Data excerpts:
+++

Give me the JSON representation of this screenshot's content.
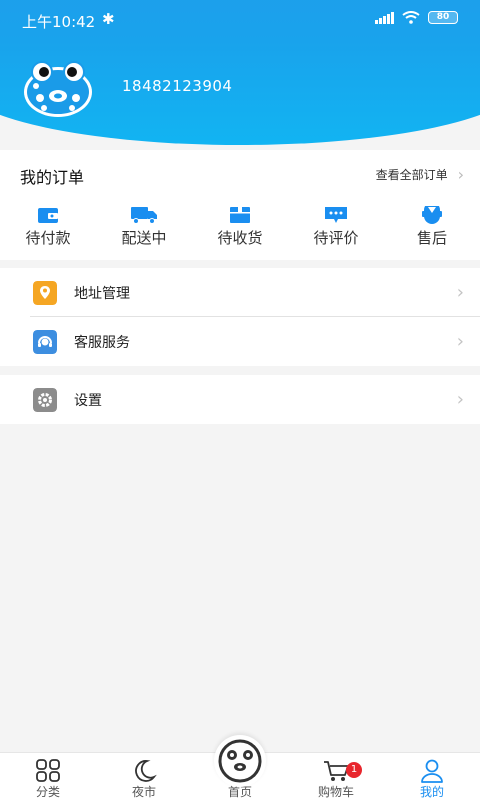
{
  "status_bar": {
    "time": "上午10:42",
    "battery": "80"
  },
  "profile": {
    "phone": "18482123904"
  },
  "orders": {
    "title": "我的订单",
    "view_all": "查看全部订单",
    "items": [
      {
        "label": "待付款",
        "icon": "wallet-icon"
      },
      {
        "label": "配送中",
        "icon": "truck-icon"
      },
      {
        "label": "待收货",
        "icon": "box-icon"
      },
      {
        "label": "待评价",
        "icon": "comment-icon"
      },
      {
        "label": "售后",
        "icon": "service-icon"
      }
    ]
  },
  "menu": {
    "address": "地址管理",
    "support": "客服服务",
    "settings": "设置"
  },
  "tabbar": {
    "items": [
      {
        "label": "分类"
      },
      {
        "label": "夜市"
      },
      {
        "label": "首页"
      },
      {
        "label": "购物车"
      },
      {
        "label": "我的"
      }
    ],
    "cart_badge": "1",
    "active_tab": "我的"
  },
  "colors": {
    "accent": "#1a8ef0",
    "header": "#19a3ec",
    "badge": "#e8262d",
    "address_icon": "#f5a623",
    "support_icon": "#3d8ee0",
    "settings_icon": "#8c8c8c"
  }
}
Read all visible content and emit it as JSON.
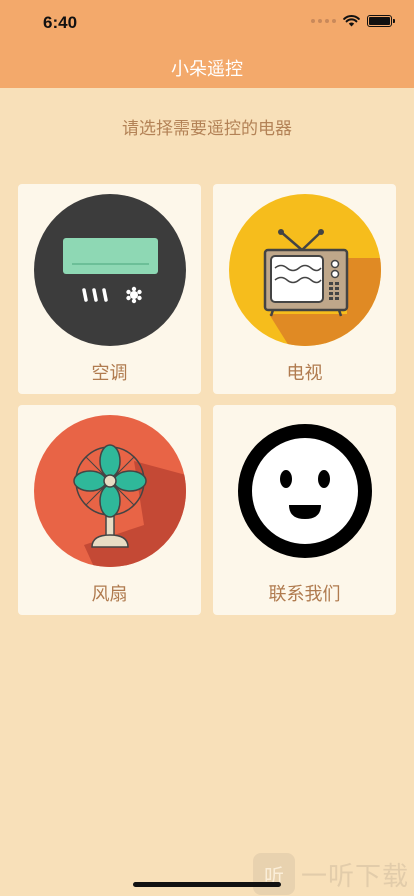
{
  "status_bar": {
    "time": "6:40"
  },
  "header": {
    "title": "小朵遥控"
  },
  "subtitle": "请选择需要遥控的电器",
  "devices": [
    {
      "label": "空调",
      "icon": "air-conditioner-icon",
      "color": "#3c3c3c"
    },
    {
      "label": "电视",
      "icon": "tv-icon",
      "color": "#f6bd1c"
    },
    {
      "label": "风扇",
      "icon": "fan-icon",
      "color": "#e86446"
    },
    {
      "label": "联系我们",
      "icon": "smiley-face-icon",
      "color": "#000000"
    }
  ],
  "watermark": {
    "badge": "听",
    "text": "一听下载"
  }
}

+++

#### Instructions for the task:
Find the line containing "Read all visible content and emit it as JSON." in the listing above. Please restate word for word that line through the last one, leaving out the pictures.

#### Answer in full:
Read all visible content and emit it as JSON.
{
  "status_bar": {
    "time": "6:40"
  },
  "header": {
    "title": "小朵遥控"
  },
  "subtitle": "请选择需要遥控的电器",
  "devices": [
    {
      "label": "空调",
      "icon": "air-conditioner-icon",
      "color": "#3c3c3c"
    },
    {
      "label": "电视",
      "icon": "tv-icon",
      "color": "#f6bd1c"
    },
    {
      "label": "风扇",
      "icon": "fan-icon",
      "color": "#e86446"
    },
    {
      "label": "联系我们",
      "icon": "smiley-face-icon",
      "color": "#000000"
    }
  ],
  "watermark": {
    "badge": "听",
    "text": "一听下载"
  }
}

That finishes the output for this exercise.